Of all the lines in the records below, copy only those that contain the string "Jacangelo".

Records for this task
○ ○ ○ ○ ○

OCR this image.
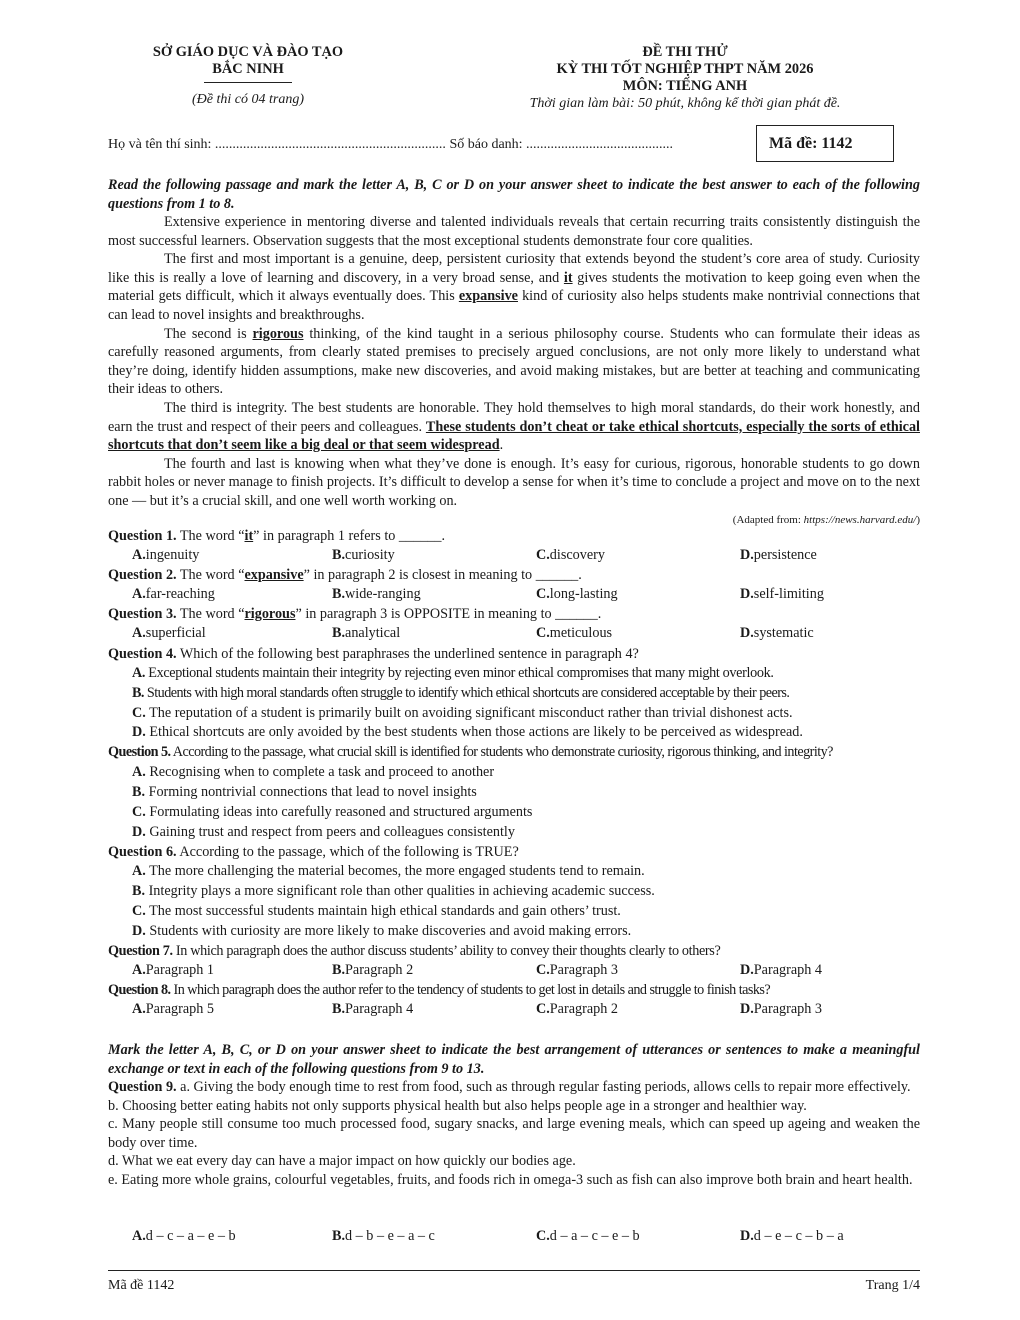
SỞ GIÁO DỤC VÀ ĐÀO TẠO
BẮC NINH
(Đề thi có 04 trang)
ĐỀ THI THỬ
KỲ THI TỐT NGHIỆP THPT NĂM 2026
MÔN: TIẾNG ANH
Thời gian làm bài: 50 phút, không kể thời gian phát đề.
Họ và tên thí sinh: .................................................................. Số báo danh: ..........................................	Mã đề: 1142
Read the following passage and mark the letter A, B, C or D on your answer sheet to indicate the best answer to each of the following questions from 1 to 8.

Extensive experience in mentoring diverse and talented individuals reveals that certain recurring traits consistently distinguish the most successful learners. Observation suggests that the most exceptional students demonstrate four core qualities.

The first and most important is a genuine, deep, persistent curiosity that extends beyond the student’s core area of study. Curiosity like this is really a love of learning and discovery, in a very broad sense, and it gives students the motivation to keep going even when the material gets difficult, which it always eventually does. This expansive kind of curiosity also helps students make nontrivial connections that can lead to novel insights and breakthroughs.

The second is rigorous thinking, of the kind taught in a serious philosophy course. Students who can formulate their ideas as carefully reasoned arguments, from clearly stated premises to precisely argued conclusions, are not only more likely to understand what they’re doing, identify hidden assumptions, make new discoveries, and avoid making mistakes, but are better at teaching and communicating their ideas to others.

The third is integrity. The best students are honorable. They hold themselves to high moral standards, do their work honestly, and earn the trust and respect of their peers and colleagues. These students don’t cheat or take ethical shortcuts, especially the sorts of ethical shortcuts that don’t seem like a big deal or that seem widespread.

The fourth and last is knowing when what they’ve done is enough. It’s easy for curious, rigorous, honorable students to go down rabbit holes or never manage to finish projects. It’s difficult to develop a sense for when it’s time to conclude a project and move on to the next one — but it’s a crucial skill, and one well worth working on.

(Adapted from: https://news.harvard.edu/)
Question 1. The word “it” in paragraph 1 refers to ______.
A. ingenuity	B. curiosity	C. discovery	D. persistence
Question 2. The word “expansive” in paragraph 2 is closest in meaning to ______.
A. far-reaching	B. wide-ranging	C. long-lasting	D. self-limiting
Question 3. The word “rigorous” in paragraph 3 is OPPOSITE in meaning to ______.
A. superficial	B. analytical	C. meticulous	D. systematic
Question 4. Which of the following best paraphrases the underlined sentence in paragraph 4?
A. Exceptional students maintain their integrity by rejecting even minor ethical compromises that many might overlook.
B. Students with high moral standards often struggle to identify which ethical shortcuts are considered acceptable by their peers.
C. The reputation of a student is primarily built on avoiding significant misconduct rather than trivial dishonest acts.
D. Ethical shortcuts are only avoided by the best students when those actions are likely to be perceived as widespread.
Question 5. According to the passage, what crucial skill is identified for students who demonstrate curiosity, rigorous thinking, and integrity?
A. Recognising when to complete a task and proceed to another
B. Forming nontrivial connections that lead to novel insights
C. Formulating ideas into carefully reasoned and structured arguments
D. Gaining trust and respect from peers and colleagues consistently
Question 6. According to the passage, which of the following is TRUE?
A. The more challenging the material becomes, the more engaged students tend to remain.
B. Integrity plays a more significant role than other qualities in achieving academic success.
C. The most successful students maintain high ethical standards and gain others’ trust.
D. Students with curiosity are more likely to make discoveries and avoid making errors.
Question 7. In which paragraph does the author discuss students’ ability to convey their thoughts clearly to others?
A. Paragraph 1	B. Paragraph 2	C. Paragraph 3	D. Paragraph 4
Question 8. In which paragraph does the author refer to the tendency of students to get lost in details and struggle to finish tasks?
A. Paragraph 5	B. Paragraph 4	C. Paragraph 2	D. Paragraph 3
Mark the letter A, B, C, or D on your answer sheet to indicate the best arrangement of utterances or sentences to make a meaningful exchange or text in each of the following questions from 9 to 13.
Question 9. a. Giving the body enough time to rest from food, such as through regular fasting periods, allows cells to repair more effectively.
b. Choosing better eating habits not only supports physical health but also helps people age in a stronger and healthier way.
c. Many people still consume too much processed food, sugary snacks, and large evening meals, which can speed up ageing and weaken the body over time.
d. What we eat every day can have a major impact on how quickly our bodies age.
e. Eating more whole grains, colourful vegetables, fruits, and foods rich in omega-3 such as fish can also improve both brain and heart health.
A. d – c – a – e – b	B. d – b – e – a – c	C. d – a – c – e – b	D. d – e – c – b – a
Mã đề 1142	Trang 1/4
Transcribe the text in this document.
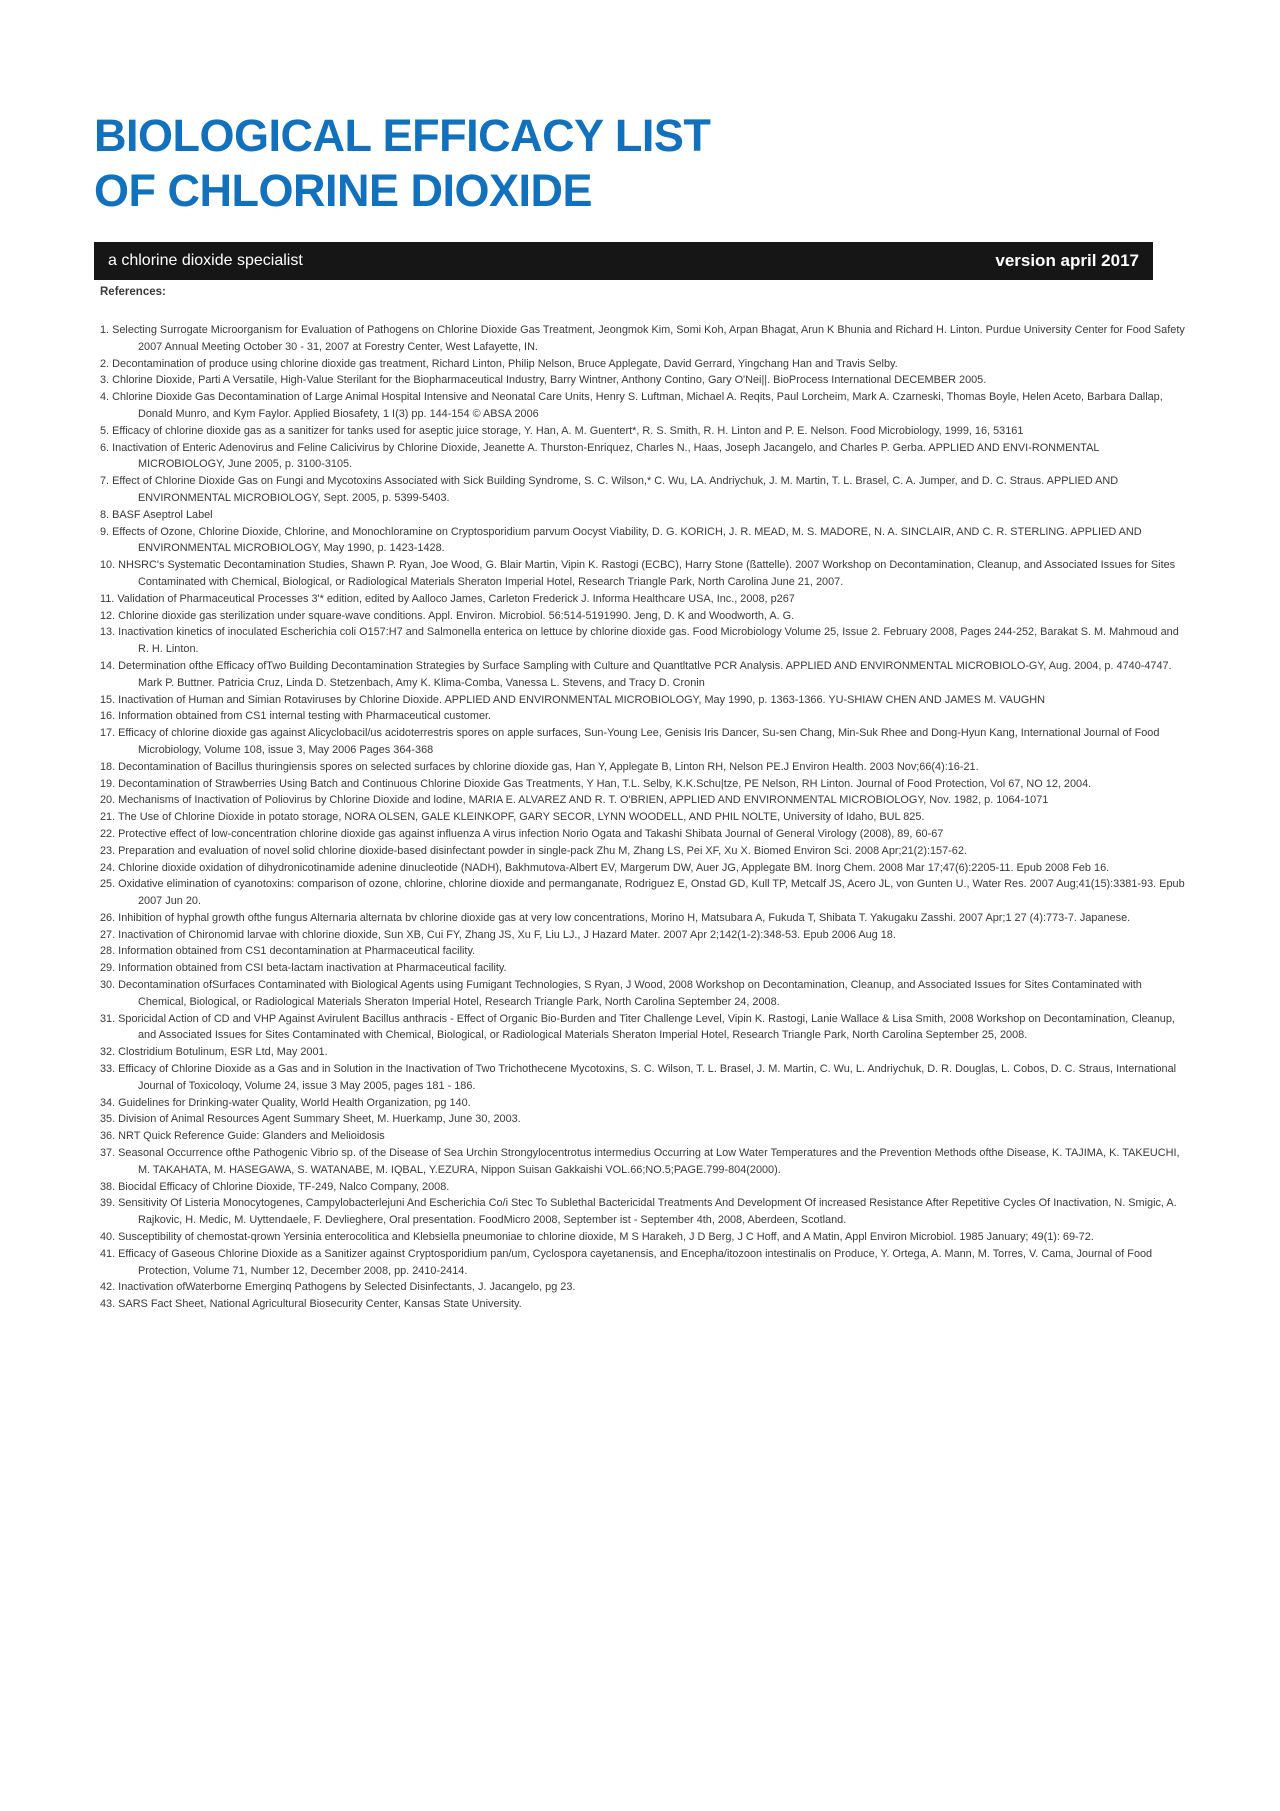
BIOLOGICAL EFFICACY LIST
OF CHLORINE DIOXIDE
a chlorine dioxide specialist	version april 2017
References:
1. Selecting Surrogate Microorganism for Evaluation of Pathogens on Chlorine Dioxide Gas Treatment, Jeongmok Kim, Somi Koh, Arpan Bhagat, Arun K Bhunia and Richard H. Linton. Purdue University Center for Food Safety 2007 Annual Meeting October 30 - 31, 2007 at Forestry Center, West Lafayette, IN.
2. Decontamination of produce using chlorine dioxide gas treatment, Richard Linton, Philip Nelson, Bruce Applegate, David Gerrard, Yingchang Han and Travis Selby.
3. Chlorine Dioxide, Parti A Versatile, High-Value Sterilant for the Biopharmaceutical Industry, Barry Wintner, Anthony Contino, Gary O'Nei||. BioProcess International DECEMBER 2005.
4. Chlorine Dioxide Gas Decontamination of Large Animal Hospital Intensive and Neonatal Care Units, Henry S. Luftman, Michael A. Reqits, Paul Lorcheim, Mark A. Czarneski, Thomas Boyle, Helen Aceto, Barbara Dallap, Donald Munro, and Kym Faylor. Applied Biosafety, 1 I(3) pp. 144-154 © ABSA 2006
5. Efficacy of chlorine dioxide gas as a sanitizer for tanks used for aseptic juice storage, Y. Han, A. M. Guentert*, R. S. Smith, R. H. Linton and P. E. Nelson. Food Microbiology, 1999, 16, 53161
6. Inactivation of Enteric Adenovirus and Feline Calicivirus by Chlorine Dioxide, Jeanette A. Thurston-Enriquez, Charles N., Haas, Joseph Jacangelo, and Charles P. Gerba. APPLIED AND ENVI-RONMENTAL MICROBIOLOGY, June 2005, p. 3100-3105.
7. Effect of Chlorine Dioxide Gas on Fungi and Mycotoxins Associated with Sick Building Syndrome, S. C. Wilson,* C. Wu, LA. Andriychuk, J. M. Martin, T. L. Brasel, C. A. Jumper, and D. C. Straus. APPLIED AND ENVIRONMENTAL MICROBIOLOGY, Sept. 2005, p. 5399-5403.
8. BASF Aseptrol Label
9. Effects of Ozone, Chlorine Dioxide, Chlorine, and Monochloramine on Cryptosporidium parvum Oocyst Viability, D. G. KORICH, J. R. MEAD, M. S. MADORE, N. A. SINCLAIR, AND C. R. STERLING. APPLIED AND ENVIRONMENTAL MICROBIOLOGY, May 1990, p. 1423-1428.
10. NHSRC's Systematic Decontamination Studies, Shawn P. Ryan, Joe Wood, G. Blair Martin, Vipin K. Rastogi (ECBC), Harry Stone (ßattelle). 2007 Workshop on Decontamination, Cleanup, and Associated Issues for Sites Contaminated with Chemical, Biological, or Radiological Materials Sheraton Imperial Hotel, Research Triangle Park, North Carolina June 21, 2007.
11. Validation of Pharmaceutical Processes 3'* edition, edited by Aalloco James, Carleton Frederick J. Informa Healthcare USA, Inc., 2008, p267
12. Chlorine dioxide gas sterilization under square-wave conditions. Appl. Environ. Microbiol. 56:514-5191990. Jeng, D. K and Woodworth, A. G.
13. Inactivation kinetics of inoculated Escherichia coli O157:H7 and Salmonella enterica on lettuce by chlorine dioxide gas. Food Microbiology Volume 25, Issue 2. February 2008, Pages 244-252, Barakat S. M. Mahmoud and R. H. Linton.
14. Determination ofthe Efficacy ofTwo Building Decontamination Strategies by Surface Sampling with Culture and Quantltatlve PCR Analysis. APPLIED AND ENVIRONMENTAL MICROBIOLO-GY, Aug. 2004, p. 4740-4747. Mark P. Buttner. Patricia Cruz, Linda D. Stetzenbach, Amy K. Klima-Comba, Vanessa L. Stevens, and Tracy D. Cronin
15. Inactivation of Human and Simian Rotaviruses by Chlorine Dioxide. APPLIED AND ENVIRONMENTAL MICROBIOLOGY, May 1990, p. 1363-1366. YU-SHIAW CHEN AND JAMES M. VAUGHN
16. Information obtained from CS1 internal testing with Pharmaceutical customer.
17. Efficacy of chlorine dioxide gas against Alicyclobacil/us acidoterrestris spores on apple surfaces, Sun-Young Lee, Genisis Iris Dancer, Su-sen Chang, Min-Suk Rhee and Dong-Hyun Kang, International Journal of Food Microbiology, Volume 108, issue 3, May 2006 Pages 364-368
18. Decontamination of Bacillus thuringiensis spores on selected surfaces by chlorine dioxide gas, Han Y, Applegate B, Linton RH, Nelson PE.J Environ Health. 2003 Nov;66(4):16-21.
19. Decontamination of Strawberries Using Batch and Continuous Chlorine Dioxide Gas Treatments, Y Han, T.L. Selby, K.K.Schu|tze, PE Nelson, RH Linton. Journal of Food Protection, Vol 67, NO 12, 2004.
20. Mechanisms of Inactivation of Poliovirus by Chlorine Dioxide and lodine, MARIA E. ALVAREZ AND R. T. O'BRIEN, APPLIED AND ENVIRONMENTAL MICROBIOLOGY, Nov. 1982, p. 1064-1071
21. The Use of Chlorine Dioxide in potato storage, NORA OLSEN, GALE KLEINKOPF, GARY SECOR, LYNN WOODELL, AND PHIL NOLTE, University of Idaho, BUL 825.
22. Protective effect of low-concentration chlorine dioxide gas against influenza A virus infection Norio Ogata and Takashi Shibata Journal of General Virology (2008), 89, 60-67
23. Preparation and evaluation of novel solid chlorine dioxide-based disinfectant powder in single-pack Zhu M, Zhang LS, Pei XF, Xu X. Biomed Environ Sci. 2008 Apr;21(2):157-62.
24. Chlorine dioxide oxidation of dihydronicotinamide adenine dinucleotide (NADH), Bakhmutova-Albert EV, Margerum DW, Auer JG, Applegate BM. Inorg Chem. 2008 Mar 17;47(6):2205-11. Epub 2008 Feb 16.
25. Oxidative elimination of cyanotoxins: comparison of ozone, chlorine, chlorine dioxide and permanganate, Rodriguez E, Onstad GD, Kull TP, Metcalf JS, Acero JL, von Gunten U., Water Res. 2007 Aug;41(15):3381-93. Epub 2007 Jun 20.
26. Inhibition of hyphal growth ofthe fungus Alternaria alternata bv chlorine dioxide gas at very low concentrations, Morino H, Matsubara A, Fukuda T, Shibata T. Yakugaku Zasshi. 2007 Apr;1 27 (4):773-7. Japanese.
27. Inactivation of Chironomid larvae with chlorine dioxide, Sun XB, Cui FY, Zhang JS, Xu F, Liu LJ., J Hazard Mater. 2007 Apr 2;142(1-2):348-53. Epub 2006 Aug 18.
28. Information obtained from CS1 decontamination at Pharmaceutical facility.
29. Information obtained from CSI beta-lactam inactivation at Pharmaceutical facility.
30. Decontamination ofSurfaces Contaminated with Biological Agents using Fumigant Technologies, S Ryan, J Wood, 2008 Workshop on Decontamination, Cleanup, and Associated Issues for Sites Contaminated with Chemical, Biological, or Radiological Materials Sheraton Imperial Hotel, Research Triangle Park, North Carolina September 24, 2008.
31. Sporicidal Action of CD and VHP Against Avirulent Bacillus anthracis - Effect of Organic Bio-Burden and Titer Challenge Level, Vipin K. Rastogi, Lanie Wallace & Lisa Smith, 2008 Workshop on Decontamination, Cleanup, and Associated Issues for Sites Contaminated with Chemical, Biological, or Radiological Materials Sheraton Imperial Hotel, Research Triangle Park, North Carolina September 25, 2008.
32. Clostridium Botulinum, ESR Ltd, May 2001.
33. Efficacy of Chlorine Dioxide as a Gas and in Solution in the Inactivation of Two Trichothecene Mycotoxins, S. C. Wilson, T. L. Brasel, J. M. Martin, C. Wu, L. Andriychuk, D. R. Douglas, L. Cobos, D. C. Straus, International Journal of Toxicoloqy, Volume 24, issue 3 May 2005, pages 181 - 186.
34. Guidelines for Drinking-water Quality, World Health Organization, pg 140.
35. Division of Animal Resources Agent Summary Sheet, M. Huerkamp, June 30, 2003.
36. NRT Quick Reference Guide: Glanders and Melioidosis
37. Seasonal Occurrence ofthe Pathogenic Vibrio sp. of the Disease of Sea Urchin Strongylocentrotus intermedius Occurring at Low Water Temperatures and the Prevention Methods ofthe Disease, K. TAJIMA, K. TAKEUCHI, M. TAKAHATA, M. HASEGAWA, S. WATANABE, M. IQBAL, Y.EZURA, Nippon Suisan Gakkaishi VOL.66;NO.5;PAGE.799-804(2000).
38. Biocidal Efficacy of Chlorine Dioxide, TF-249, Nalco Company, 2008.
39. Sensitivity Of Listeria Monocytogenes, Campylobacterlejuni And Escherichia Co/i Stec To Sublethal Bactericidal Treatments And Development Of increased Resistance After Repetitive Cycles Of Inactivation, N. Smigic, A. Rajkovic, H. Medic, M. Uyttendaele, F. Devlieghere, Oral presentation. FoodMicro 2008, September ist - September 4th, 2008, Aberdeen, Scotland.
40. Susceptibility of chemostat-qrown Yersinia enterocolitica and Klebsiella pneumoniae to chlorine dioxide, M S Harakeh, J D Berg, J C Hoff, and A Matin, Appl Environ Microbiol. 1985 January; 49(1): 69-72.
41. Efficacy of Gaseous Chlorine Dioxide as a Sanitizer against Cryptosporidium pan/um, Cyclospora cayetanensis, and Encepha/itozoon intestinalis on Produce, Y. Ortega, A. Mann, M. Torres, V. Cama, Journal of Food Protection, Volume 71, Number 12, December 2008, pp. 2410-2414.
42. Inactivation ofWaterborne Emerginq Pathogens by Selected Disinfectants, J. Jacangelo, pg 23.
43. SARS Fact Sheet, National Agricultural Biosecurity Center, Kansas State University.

○ ○ ○ ○ ○

Task solution
6. Inactivation of Enteric Adenovirus and Feline Calicivirus by Chlorine Dioxide, Jeanette A. Thurston-Enriquez, Charles N., Haas, Joseph Jacangelo, and Charles P. Gerba. APPLIED AND ENVI-RONMENTAL MICROBIOLOGY, June 2005, p. 3100-3105.
42. Inactivation ofWaterborne Emerginq Pathogens by Selected Disinfectants, J. Jacangelo, pg 23.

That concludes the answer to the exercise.